_SUPPLIED ENTRIES_:
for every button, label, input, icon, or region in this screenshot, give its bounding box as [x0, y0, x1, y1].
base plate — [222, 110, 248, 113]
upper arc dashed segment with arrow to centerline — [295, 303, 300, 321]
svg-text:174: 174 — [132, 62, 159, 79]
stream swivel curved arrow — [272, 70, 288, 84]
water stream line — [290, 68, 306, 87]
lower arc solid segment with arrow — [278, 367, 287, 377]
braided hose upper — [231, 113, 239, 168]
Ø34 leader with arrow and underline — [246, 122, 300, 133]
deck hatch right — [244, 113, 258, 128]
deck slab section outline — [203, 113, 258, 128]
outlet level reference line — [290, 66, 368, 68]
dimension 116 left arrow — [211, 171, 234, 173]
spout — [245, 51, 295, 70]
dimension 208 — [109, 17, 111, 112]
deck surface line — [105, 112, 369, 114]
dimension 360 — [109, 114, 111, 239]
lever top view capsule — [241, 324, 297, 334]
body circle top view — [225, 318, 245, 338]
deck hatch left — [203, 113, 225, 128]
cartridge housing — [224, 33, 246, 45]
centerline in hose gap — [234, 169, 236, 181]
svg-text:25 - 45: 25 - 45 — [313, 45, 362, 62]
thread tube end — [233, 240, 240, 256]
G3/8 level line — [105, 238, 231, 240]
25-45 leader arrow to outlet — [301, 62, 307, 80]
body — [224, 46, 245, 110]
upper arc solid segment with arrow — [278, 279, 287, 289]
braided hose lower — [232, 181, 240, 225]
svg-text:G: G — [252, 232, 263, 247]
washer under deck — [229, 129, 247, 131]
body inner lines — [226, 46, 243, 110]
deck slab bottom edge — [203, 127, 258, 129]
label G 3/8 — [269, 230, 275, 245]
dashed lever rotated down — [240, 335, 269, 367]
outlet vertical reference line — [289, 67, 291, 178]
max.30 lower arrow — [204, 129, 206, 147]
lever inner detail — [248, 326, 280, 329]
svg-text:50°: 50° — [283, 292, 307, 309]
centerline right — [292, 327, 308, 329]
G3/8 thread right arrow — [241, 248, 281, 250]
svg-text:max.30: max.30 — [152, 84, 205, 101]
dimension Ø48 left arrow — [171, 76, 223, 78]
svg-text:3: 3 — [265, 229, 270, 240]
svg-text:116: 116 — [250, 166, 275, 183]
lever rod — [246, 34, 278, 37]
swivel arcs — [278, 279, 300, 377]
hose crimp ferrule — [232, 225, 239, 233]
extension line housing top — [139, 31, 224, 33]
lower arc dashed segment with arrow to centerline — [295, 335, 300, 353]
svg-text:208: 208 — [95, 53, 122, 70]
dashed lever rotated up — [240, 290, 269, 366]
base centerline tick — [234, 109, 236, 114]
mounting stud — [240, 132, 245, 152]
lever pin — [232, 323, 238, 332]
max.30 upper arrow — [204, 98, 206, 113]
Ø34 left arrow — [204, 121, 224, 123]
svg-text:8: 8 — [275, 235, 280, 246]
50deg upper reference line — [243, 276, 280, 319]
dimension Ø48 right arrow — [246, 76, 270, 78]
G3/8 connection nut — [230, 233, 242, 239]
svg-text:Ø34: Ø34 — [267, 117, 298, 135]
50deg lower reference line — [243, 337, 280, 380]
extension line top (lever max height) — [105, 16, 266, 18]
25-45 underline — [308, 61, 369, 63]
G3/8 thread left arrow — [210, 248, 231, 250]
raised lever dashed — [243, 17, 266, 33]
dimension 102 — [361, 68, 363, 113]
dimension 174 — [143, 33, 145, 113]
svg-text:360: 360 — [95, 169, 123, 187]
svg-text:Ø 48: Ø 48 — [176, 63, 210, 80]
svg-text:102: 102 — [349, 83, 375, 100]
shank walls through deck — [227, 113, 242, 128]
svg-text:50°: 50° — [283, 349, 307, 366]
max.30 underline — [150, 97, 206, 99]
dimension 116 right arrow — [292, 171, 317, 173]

_WHAT YOU HAVE TO DO_: Write out each row above as it stands, one row per line, with nothing changed or left out.

_RESULT_:
for every button, label, input, icon, or region in this screenshot, give its bounding box as [x0, y0, x1, y1].
base plate — [222, 110, 248, 113]
upper arc dashed segment with arrow to centerline — [295, 303, 300, 321]
svg-text:174: 174 — [132, 62, 159, 79]
stream swivel curved arrow — [272, 70, 288, 84]
water stream line — [290, 68, 306, 87]
lower arc solid segment with arrow — [278, 367, 287, 377]
braided hose upper — [231, 113, 239, 168]
Ø34 leader with arrow and underline — [246, 122, 300, 133]
deck hatch right — [244, 113, 258, 128]
deck slab section outline — [203, 113, 258, 128]
outlet level reference line — [290, 66, 368, 68]
dimension 116 left arrow — [211, 171, 234, 173]
spout — [245, 51, 295, 70]
dimension 208 — [109, 17, 111, 112]
deck surface line — [105, 112, 369, 114]
dimension 360 — [109, 114, 111, 239]
lever top view capsule — [241, 324, 297, 334]
body circle top view — [225, 318, 245, 338]
deck hatch left — [203, 113, 225, 128]
cartridge housing — [224, 33, 246, 45]
centerline in hose gap — [234, 169, 236, 181]
svg-text:25 - 45: 25 - 45 — [313, 45, 362, 62]
thread tube end — [233, 240, 240, 256]
G3/8 level line — [105, 238, 231, 240]
25-45 leader arrow to outlet — [301, 62, 307, 80]
body — [224, 46, 245, 110]
upper arc solid segment with arrow — [278, 279, 287, 289]
braided hose lower — [232, 181, 240, 225]
svg-text:G: G — [252, 232, 263, 247]
washer under deck — [229, 129, 247, 131]
body inner lines — [226, 46, 243, 110]
deck slab bottom edge — [203, 127, 258, 129]
label G 3/8 — [269, 230, 275, 245]
dashed lever rotated down — [240, 335, 269, 367]
outlet vertical reference line — [289, 67, 291, 178]
max.30 lower arrow — [204, 129, 206, 147]
lever inner detail — [248, 326, 280, 329]
svg-text:50°: 50° — [283, 292, 307, 309]
centerline right — [292, 327, 308, 329]
G3/8 thread right arrow — [241, 248, 281, 250]
svg-text:max.30: max.30 — [152, 84, 205, 101]
dimension Ø48 left arrow — [171, 76, 223, 78]
svg-text:3: 3 — [265, 229, 270, 240]
svg-text:116: 116 — [250, 166, 275, 183]
lever rod — [246, 34, 278, 37]
swivel arcs — [278, 279, 300, 377]
hose crimp ferrule — [232, 225, 239, 233]
extension line housing top — [139, 31, 224, 33]
lower arc dashed segment with arrow to centerline — [295, 335, 300, 353]
svg-text:208: 208 — [95, 53, 122, 70]
dashed lever rotated up — [240, 290, 269, 366]
base centerline tick — [234, 109, 236, 114]
mounting stud — [240, 132, 245, 152]
lever pin — [232, 323, 238, 332]
max.30 upper arrow — [204, 98, 206, 113]
Ø34 left arrow — [204, 121, 224, 123]
svg-text:8: 8 — [275, 235, 280, 246]
50deg upper reference line — [243, 276, 280, 319]
dimension Ø48 right arrow — [246, 76, 270, 78]
G3/8 connection nut — [230, 233, 242, 239]
svg-text:Ø34: Ø34 — [267, 117, 298, 135]
50deg lower reference line — [243, 337, 280, 380]
extension line top (lever max height) — [105, 16, 266, 18]
25-45 underline — [308, 61, 369, 63]
G3/8 thread left arrow — [210, 248, 231, 250]
raised lever dashed — [243, 17, 266, 33]
dimension 102 — [361, 68, 363, 113]
dimension 174 — [143, 33, 145, 113]
svg-text:360: 360 — [95, 169, 123, 187]
svg-text:Ø 48: Ø 48 — [176, 63, 210, 80]
svg-text:102: 102 — [349, 83, 375, 100]
shank walls through deck — [227, 113, 242, 128]
svg-text:50°: 50° — [283, 349, 307, 366]
max.30 underline — [150, 97, 206, 99]
dimension 116 right arrow — [292, 171, 317, 173]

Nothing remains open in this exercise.